Exercise description: Retype every entry in its entirety, without alteration.

Excerpted records:
----------------
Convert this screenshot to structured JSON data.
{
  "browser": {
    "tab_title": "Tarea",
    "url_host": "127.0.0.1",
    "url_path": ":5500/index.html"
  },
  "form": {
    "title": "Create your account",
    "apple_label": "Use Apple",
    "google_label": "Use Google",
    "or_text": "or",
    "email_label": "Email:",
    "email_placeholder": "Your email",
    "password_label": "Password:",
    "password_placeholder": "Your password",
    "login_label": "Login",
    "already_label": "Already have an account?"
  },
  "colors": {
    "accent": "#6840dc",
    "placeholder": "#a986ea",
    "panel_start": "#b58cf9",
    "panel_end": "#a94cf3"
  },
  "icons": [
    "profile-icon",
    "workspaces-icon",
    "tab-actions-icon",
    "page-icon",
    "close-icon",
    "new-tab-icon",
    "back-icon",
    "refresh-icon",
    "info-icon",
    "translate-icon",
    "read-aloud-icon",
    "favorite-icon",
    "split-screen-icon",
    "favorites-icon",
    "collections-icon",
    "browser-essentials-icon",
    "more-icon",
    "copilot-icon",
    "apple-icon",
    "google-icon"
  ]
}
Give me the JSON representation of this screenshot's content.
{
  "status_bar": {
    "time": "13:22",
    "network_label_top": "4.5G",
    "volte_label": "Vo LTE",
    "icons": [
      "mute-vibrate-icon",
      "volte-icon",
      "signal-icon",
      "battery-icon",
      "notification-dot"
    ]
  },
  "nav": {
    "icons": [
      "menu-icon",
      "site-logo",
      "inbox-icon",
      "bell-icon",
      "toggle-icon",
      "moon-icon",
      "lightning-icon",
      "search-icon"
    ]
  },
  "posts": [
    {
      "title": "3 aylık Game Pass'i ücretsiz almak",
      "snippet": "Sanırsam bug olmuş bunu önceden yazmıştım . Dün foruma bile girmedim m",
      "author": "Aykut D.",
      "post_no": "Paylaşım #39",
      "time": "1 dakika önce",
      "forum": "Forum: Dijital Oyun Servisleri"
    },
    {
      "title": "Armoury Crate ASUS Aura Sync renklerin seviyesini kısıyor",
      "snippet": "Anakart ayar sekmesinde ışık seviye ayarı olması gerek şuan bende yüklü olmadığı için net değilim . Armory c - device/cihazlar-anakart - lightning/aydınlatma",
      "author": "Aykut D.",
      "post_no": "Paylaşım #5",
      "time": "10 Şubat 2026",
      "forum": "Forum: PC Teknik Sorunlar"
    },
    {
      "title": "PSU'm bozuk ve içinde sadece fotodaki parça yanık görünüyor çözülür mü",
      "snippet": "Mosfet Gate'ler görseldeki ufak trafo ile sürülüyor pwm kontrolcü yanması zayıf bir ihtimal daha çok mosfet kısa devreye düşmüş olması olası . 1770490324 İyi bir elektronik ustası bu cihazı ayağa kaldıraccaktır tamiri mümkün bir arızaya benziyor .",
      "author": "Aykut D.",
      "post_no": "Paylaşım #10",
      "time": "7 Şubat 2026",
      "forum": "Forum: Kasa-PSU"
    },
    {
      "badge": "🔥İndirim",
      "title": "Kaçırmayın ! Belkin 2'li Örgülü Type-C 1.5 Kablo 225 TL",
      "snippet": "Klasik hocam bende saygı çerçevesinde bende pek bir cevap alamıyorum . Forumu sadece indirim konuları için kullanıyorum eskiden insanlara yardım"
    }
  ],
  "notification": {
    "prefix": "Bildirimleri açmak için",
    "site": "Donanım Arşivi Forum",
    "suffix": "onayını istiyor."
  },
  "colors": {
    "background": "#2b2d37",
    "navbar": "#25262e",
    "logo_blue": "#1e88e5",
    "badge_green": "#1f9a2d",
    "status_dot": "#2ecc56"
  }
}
----------------
Output of the task:
Convert this screenshot to structured JSON data.
{
  "browser": {
    "tab_title": "Tarea",
    "url_host": "127.0.0.1",
    "url_path": ":5500/index.html"
  },
  "form": {
    "title": "Create your account",
    "apple_label": "Use Apple",
    "google_label": "Use Google",
    "or_text": "or",
    "email_label": "Email:",
    "email_placeholder": "Your email",
    "password_label": "Password:",
    "password_placeholder": "Your password",
    "login_label": "Login",
    "already_label": "Already have an account?"
  },
  "colors": {
    "accent": "#6840dc",
    "placeholder": "#a986ea",
    "panel_start": "#b58cf9",
    "panel_end": "#a94cf3"
  },
  "icons": [
    "profile-icon",
    "workspaces-icon",
    "tab-actions-icon",
    "page-icon",
    "close-icon",
    "new-tab-icon",
    "back-icon",
    "refresh-icon",
    "info-icon",
    "translate-icon",
    "read-aloud-icon",
    "favorite-icon",
    "split-screen-icon",
    "favorites-icon",
    "collections-icon",
    "browser-essentials-icon",
    "more-icon",
    "copilot-icon",
    "apple-icon",
    "google-icon"
  ]
}
Give me the JSON representation of this screenshot's content.
{
  "status_bar": {
    "time": "13:22",
    "network_label_top": "4.5G",
    "volte_label": "Vo LTE",
    "icons": [
      "mute-vibrate-icon",
      "volte-icon",
      "signal-icon",
      "battery-icon",
      "notification-dot"
    ]
  },
  "nav": {
    "icons": [
      "menu-icon",
      "site-logo",
      "inbox-icon",
      "bell-icon",
      "toggle-icon",
      "moon-icon",
      "lightning-icon",
      "search-icon"
    ]
  },
  "posts": [
    {
      "title": "3 aylık Game Pass'i ücretsiz almak",
      "snippet": "Sanırsam bug olmuş bunu önceden yazmıştım . Dün foruma bile girmedim m",
      "author": "Aykut D.",
      "post_no": "Paylaşım #39",
      "time": "1 dakika önce",
      "forum": "Forum: Dijital Oyun Servisleri"
    },
    {
      "title": "Armoury Crate ASUS Aura Sync renklerin seviyesini kısıyor",
      "snippet": "Anakart ayar sekmesinde ışık seviye ayarı olması gerek şuan bende yüklü olmadığı için net değilim . Armory c - device/cihazlar-anakart - lightning/aydınlatma",
      "author": "Aykut D.",
      "post_no": "Paylaşım #5",
      "time": "10 Şubat 2026",
      "forum": "Forum: PC Teknik Sorunlar"
    },
    {
      "title": "PSU'm bozuk ve içinde sadece fotodaki parça yanık görünüyor çözülür mü",
      "snippet": "Mosfet Gate'ler görseldeki ufak trafo ile sürülüyor pwm kontrolcü yanması zayıf bir ihtimal daha çok mosfet kısa devreye düşmüş olması olası . 1770490324 İyi bir elektronik ustası bu cihazı ayağa kaldıraccaktır tamiri mümkün bir arızaya benziyor .",
      "author": "Aykut D.",
      "post_no": "Paylaşım #10",
      "time": "7 Şubat 2026",
      "forum": "Forum: Kasa-PSU"
    },
    {
      "badge": "🔥İndirim",
      "title": "Kaçırmayın ! Belkin 2'li Örgülü Type-C 1.5 Kablo 225 TL",
      "snippet": "Klasik hocam bende saygı çerçevesinde bende pek bir cevap alamıyorum . Forumu sadece indirim konuları için kullanıyorum eskiden insanlara yardım"
    }
  ],
  "notification": {
    "prefix": "Bildirimleri açmak için",
    "site": "Donanım Arşivi Forum",
    "suffix": "onayını istiyor."
  },
  "colors": {
    "background": "#2b2d37",
    "navbar": "#25262e",
    "logo_blue": "#1e88e5",
    "badge_green": "#1f9a2d",
    "status_dot": "#2ecc56"
  }
}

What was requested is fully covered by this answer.